Written task :: In the material below, find all lines with the string "screenshot" and copy them.

Dataset listings of figures
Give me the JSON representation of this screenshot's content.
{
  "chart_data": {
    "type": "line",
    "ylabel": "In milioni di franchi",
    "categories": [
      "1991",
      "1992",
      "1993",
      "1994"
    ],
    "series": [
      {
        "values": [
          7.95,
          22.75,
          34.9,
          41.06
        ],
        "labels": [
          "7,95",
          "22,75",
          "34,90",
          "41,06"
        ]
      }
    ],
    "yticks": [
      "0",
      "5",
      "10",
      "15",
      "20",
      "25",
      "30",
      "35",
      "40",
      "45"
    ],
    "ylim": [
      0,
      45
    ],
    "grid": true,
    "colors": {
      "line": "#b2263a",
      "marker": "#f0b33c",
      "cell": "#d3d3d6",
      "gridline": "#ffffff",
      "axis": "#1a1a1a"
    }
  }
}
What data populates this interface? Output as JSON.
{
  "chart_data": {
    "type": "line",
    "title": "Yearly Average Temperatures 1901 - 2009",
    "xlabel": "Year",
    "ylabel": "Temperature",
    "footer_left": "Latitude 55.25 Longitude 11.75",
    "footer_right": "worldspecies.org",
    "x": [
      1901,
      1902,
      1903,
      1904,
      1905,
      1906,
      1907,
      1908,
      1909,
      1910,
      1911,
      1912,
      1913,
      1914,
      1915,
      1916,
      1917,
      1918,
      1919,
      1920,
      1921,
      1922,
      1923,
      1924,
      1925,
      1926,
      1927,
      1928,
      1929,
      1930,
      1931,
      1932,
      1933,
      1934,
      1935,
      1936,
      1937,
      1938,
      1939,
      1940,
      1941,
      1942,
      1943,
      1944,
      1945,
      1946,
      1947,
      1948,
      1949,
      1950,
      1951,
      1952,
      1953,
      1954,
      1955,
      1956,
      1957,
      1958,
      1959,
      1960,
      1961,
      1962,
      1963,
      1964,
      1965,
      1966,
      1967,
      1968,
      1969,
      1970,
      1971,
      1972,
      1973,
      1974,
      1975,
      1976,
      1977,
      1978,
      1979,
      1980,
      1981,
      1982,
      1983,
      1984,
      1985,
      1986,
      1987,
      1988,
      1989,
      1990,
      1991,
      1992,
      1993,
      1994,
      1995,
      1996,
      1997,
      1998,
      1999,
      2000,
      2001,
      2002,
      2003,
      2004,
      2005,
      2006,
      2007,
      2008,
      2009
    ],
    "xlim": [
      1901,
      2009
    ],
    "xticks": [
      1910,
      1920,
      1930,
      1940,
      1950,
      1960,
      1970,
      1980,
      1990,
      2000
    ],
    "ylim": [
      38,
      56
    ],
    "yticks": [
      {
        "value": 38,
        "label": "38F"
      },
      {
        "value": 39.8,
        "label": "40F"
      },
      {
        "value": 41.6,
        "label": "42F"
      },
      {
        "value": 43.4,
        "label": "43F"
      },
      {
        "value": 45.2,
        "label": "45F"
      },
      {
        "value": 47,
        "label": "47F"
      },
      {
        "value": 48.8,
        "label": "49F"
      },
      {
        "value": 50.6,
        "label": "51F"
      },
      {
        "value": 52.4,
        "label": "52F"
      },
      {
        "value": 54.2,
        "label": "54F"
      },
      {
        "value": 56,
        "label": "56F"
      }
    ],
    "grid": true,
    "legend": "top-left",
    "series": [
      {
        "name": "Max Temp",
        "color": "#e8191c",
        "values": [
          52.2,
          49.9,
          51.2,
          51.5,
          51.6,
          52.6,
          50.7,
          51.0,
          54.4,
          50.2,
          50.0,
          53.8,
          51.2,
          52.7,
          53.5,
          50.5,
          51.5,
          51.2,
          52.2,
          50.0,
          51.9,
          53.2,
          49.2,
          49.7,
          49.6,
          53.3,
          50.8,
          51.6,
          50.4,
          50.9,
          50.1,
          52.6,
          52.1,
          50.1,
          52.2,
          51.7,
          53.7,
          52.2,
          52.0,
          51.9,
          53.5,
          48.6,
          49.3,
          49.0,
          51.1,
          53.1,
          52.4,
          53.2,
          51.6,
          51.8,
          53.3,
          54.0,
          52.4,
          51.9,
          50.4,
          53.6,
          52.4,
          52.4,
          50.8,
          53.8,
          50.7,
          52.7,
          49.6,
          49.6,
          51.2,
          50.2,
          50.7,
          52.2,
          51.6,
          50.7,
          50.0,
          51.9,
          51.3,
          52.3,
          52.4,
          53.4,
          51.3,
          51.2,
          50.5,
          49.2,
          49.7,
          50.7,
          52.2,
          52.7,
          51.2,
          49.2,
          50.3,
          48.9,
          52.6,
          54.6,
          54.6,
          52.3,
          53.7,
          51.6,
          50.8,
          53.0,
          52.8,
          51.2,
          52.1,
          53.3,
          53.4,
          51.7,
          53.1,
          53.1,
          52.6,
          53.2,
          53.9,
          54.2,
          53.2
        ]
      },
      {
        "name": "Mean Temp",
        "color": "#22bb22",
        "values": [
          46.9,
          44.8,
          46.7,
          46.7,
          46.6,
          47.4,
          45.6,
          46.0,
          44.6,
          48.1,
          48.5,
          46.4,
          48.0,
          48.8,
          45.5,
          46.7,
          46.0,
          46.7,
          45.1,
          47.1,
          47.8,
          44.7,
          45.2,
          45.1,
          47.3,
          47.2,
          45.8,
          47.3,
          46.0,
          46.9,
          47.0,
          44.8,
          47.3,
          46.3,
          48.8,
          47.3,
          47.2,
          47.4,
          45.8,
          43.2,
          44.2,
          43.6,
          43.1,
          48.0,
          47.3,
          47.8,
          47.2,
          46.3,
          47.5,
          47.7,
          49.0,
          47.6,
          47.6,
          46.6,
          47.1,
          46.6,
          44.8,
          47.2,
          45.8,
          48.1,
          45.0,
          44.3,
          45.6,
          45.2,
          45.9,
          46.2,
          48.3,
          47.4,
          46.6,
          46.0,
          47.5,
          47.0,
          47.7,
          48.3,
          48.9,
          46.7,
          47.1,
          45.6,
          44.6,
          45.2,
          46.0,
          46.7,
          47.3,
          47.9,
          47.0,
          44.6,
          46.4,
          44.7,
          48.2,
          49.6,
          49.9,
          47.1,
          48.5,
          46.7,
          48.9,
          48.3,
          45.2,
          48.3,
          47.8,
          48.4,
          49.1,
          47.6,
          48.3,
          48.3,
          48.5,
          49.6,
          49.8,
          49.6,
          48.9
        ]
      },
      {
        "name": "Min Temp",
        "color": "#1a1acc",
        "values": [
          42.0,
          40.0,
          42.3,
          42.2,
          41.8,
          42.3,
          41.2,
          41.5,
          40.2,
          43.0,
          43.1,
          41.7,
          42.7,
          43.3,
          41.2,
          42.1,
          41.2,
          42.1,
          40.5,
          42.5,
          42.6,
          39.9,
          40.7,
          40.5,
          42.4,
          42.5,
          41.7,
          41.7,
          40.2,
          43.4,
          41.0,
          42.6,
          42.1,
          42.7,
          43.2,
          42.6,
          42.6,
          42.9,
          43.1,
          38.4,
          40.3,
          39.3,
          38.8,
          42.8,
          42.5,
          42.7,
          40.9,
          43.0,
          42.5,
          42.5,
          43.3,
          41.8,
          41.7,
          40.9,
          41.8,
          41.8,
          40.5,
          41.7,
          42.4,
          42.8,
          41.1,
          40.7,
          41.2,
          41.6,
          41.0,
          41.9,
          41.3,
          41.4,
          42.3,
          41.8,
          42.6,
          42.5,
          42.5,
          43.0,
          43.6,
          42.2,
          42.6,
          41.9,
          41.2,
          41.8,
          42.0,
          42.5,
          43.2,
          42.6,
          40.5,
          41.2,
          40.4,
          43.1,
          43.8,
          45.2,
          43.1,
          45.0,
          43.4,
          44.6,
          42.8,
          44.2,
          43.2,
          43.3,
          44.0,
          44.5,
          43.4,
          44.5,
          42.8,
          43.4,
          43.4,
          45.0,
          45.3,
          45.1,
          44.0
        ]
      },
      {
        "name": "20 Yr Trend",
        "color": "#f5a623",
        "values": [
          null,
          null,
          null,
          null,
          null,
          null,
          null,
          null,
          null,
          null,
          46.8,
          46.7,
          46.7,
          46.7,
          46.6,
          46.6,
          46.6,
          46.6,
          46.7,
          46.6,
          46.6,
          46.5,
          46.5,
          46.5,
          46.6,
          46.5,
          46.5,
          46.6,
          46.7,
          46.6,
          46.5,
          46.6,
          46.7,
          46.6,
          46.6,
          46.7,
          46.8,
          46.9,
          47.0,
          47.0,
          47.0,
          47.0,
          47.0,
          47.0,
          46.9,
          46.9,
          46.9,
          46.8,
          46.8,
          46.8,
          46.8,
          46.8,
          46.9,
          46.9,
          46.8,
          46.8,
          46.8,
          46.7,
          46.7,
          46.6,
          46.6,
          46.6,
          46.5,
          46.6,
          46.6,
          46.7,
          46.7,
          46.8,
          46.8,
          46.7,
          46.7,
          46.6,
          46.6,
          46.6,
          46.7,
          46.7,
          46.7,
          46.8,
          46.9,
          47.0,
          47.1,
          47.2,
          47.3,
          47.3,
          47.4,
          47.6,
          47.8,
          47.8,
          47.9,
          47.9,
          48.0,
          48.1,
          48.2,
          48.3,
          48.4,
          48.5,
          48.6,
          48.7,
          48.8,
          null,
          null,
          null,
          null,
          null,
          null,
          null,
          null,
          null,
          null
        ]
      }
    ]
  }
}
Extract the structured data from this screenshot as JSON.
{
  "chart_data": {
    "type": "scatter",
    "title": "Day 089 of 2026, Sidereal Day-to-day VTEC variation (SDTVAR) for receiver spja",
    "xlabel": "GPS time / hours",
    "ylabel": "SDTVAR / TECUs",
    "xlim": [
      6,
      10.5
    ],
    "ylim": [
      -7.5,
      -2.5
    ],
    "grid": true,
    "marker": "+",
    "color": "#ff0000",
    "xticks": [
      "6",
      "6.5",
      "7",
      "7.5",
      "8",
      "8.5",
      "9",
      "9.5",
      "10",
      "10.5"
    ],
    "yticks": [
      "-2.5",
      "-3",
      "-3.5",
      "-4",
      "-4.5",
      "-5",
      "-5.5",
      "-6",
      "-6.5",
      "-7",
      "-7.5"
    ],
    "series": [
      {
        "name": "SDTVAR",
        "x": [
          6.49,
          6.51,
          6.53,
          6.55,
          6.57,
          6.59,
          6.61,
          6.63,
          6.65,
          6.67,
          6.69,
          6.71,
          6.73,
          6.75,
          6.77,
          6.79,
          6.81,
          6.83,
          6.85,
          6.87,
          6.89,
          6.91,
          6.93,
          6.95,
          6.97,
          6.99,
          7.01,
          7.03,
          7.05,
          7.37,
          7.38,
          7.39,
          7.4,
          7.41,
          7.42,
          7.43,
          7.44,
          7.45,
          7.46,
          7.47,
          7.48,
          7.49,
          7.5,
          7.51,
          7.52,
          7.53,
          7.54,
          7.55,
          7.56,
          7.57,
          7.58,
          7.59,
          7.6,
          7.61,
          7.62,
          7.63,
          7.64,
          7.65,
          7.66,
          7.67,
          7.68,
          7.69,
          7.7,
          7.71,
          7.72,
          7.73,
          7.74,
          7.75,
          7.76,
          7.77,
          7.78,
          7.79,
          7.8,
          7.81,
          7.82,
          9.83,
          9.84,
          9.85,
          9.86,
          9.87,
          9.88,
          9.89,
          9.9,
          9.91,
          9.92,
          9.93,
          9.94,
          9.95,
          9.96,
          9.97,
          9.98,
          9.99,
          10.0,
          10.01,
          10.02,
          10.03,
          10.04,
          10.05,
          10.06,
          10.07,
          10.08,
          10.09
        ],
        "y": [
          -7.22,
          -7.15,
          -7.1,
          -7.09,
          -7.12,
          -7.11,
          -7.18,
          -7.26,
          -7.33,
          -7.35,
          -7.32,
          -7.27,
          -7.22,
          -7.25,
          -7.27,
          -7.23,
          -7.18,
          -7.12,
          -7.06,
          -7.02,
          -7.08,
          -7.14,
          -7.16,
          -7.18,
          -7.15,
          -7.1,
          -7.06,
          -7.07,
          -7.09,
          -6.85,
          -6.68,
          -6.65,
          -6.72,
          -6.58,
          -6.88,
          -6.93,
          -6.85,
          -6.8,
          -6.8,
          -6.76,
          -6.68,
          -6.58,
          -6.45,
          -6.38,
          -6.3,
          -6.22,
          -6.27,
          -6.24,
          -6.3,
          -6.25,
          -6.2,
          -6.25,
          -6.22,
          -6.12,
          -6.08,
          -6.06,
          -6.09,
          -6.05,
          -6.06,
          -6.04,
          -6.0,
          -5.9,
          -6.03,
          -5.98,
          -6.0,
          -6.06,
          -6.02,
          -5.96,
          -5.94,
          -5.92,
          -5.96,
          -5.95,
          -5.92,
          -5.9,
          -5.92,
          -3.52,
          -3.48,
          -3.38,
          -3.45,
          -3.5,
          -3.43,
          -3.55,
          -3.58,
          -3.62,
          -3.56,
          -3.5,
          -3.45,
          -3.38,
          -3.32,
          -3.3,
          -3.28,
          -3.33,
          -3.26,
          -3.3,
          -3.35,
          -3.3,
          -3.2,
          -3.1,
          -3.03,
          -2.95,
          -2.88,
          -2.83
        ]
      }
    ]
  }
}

Expected output ::
Give me the JSON representation of this screenshot's content.
Extract the structured data from this screenshot as JSON.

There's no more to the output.